**PROBLEM TO SOLVE**: Copy out all lines that hold "Riviera".

**GIVEN ENTRIES**:
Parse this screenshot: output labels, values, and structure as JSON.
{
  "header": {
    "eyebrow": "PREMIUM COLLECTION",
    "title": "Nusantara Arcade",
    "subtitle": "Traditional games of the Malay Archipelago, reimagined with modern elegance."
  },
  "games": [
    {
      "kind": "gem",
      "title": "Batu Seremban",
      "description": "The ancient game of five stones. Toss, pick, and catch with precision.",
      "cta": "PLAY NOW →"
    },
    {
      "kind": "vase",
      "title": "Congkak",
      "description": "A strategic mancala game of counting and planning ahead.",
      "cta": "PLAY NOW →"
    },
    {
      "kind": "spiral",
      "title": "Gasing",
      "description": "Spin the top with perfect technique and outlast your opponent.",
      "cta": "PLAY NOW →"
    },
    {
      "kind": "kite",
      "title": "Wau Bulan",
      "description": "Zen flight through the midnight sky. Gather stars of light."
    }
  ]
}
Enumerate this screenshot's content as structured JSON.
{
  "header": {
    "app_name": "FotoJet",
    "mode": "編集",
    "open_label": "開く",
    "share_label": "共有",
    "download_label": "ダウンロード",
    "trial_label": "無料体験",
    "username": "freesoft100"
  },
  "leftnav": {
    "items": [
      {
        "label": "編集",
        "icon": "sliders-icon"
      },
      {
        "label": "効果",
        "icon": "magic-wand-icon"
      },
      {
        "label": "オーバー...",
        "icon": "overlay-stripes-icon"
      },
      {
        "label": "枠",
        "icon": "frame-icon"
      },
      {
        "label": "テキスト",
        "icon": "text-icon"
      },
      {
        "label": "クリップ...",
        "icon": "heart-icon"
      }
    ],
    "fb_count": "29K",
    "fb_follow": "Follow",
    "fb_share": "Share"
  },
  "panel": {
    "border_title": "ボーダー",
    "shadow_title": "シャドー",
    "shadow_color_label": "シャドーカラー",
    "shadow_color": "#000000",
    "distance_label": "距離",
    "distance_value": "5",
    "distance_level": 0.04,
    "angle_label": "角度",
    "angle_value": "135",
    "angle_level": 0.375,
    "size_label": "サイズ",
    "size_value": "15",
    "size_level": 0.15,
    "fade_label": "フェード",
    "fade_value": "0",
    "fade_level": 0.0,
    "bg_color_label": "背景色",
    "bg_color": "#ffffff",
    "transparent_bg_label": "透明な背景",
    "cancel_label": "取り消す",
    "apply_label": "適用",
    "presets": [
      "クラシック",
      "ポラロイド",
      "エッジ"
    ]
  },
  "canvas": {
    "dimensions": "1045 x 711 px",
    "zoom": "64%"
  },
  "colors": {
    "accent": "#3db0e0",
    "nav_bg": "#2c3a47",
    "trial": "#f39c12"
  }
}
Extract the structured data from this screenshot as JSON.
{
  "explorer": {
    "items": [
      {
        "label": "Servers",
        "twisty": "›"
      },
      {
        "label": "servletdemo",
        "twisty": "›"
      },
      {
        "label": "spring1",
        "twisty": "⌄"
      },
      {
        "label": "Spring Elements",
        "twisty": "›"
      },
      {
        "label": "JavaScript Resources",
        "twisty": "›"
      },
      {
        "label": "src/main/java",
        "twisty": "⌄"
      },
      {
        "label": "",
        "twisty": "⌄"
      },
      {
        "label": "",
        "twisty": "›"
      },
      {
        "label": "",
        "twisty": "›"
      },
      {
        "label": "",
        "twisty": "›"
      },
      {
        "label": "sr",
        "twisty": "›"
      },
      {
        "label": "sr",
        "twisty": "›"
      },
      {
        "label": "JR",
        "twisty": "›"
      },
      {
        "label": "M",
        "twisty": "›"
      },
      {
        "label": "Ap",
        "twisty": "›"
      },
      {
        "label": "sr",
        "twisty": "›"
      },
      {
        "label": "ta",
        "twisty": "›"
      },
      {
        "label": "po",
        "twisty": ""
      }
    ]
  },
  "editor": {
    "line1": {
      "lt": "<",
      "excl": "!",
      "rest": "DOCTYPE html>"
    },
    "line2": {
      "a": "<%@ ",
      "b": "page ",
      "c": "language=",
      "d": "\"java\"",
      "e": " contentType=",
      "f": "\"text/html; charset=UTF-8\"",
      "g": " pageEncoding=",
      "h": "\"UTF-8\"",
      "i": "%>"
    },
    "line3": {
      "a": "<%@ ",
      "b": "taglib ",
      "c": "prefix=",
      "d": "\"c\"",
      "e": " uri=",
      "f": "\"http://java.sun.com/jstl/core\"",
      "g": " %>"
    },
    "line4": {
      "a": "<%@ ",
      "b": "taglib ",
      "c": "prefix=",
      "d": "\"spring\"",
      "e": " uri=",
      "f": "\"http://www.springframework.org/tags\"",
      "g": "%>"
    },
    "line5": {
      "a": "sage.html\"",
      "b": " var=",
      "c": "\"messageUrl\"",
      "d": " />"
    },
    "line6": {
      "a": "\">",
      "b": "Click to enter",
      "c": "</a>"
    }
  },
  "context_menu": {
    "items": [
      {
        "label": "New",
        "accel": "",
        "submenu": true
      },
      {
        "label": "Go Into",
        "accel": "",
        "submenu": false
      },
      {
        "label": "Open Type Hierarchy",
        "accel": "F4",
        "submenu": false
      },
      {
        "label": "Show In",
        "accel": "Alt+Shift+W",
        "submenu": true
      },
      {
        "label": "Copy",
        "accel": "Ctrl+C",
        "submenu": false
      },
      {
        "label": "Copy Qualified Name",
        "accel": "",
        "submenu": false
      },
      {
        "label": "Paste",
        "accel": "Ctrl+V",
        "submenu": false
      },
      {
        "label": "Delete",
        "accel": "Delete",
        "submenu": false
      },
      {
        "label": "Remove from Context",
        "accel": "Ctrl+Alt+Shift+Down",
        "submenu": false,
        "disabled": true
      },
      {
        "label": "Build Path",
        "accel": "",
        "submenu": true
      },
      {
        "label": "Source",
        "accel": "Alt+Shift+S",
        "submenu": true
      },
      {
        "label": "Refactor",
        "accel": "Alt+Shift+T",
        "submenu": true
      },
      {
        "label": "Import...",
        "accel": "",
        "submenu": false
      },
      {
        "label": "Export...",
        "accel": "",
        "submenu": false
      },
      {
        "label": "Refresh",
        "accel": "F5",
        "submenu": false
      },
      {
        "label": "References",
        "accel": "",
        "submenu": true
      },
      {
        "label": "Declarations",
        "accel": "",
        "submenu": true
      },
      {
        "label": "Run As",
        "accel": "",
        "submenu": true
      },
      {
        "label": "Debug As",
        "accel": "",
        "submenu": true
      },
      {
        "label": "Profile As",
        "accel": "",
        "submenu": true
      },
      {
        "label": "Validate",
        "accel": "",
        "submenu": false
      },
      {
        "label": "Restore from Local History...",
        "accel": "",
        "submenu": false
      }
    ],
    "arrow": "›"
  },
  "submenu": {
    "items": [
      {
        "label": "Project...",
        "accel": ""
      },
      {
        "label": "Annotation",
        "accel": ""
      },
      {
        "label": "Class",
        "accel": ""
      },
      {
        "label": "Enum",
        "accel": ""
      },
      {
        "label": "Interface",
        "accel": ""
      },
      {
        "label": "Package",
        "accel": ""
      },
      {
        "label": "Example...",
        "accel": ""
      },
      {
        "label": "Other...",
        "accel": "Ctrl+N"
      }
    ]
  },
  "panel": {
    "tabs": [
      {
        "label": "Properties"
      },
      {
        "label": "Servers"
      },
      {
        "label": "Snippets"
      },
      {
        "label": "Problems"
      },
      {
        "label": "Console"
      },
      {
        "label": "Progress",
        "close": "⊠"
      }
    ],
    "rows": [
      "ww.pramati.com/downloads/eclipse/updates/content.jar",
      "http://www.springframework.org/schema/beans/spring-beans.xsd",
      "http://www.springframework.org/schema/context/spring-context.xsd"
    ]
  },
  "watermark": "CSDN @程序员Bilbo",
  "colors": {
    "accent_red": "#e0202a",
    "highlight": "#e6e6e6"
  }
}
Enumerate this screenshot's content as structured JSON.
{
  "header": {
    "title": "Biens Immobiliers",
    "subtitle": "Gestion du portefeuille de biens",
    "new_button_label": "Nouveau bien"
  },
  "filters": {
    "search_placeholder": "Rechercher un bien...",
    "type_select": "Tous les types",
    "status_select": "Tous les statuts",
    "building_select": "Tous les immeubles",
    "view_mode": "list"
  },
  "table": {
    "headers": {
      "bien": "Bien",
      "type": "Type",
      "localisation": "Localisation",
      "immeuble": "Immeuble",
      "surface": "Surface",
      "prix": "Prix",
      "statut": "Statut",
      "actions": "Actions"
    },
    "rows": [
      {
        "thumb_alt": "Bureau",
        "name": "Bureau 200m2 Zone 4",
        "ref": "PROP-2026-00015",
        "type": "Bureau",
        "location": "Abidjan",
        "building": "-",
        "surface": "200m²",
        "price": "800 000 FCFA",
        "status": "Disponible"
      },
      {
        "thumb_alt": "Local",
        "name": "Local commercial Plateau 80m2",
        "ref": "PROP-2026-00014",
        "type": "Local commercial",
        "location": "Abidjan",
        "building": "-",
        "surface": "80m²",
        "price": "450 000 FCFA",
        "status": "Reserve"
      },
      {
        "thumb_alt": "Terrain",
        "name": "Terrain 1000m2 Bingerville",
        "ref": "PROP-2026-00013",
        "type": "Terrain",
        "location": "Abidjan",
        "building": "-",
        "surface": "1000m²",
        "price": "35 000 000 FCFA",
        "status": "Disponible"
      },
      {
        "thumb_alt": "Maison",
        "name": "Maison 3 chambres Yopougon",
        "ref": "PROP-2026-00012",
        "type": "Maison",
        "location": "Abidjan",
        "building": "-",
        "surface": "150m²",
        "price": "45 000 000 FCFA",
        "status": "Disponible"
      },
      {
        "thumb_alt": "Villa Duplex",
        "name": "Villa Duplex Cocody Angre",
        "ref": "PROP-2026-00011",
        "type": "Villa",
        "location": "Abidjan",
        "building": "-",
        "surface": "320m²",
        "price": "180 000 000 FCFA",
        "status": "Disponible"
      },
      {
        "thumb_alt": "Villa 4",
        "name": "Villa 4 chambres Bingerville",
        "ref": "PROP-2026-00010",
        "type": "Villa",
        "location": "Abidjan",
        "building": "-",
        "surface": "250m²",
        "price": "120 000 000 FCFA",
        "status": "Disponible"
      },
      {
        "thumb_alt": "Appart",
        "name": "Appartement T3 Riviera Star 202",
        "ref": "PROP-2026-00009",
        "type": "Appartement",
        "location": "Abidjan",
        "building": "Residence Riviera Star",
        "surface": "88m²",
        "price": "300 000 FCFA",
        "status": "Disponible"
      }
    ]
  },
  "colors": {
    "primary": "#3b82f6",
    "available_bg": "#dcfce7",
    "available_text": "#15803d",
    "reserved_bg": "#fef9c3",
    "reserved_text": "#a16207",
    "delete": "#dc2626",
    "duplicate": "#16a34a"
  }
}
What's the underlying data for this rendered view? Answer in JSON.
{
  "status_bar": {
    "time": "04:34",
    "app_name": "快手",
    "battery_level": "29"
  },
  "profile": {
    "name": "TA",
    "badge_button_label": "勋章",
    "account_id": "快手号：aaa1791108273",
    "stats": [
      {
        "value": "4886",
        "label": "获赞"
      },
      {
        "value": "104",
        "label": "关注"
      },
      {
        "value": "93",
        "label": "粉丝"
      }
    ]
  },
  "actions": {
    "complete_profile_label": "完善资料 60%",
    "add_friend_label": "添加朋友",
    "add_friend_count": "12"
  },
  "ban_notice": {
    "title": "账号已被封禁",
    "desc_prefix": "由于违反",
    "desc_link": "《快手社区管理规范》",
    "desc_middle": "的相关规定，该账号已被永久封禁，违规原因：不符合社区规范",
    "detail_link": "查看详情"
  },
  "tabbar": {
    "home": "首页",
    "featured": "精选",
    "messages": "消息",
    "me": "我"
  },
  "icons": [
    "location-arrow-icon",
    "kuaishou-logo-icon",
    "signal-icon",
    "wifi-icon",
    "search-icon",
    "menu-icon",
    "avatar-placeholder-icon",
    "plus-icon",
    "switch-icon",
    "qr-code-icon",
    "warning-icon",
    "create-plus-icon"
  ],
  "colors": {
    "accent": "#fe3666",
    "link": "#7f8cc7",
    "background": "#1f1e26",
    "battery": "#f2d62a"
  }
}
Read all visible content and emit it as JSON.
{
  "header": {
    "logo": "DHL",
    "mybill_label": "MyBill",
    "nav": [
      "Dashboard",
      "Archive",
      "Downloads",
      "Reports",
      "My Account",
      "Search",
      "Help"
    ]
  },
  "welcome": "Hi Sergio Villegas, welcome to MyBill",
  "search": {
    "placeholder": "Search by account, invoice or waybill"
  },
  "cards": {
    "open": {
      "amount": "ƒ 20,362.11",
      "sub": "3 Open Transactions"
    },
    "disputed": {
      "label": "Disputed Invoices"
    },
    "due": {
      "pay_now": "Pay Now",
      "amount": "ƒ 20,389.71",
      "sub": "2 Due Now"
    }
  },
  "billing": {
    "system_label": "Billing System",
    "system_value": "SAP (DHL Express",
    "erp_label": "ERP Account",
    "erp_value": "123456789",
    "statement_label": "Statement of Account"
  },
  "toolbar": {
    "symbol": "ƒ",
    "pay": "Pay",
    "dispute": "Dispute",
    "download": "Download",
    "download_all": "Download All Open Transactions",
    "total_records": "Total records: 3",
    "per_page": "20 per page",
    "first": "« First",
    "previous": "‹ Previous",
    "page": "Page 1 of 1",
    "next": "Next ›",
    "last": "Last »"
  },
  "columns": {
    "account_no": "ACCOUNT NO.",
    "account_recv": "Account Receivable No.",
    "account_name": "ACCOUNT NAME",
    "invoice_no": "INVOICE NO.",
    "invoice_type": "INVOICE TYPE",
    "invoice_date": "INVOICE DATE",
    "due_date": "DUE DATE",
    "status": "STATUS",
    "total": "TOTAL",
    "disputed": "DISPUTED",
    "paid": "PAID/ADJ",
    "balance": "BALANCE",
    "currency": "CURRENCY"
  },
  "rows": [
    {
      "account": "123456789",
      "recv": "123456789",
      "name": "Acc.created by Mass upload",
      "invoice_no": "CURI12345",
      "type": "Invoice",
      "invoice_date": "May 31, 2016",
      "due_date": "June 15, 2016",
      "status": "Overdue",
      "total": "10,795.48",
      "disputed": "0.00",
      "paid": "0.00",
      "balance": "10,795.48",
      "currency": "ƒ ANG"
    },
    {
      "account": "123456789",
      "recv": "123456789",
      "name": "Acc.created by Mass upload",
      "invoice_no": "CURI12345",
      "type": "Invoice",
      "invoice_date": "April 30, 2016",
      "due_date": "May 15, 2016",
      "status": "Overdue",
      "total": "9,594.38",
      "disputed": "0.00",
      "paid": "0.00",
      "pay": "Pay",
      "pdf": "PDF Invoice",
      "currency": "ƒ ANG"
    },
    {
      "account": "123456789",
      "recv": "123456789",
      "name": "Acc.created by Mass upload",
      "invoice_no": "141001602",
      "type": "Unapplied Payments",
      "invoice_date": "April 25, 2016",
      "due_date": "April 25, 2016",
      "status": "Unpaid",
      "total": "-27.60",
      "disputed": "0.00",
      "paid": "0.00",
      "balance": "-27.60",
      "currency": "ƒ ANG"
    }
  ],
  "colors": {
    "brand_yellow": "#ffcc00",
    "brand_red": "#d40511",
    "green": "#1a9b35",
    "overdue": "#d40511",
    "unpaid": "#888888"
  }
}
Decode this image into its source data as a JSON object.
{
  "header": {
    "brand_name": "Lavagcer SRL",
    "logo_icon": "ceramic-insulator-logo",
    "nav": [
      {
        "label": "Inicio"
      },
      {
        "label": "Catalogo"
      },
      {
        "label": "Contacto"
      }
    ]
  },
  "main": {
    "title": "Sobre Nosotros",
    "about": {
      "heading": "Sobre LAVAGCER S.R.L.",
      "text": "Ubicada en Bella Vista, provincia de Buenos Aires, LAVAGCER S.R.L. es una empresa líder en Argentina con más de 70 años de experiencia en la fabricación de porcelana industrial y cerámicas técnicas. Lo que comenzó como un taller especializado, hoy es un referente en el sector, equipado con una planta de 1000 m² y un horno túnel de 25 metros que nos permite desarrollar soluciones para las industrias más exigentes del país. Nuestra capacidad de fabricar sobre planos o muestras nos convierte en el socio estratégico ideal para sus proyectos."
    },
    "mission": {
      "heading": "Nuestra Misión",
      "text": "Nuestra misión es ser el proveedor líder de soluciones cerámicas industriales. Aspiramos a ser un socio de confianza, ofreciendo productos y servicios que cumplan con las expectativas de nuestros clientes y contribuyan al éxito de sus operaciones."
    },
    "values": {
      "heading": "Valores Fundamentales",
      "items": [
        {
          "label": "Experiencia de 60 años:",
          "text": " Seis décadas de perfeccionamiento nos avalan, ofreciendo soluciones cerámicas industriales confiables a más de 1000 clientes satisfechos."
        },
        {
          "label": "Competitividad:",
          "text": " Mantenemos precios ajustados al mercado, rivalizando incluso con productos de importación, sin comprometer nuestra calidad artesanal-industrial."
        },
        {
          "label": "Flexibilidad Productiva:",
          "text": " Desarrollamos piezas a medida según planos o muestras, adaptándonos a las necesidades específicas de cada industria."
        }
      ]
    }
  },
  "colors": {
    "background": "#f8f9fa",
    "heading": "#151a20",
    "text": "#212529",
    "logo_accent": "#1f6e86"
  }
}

**SOLUTION TO THIS PROBLEM**:
        "name": "Appartement T3 Riviera Star 202",
        "building": "Residence Riviera Star",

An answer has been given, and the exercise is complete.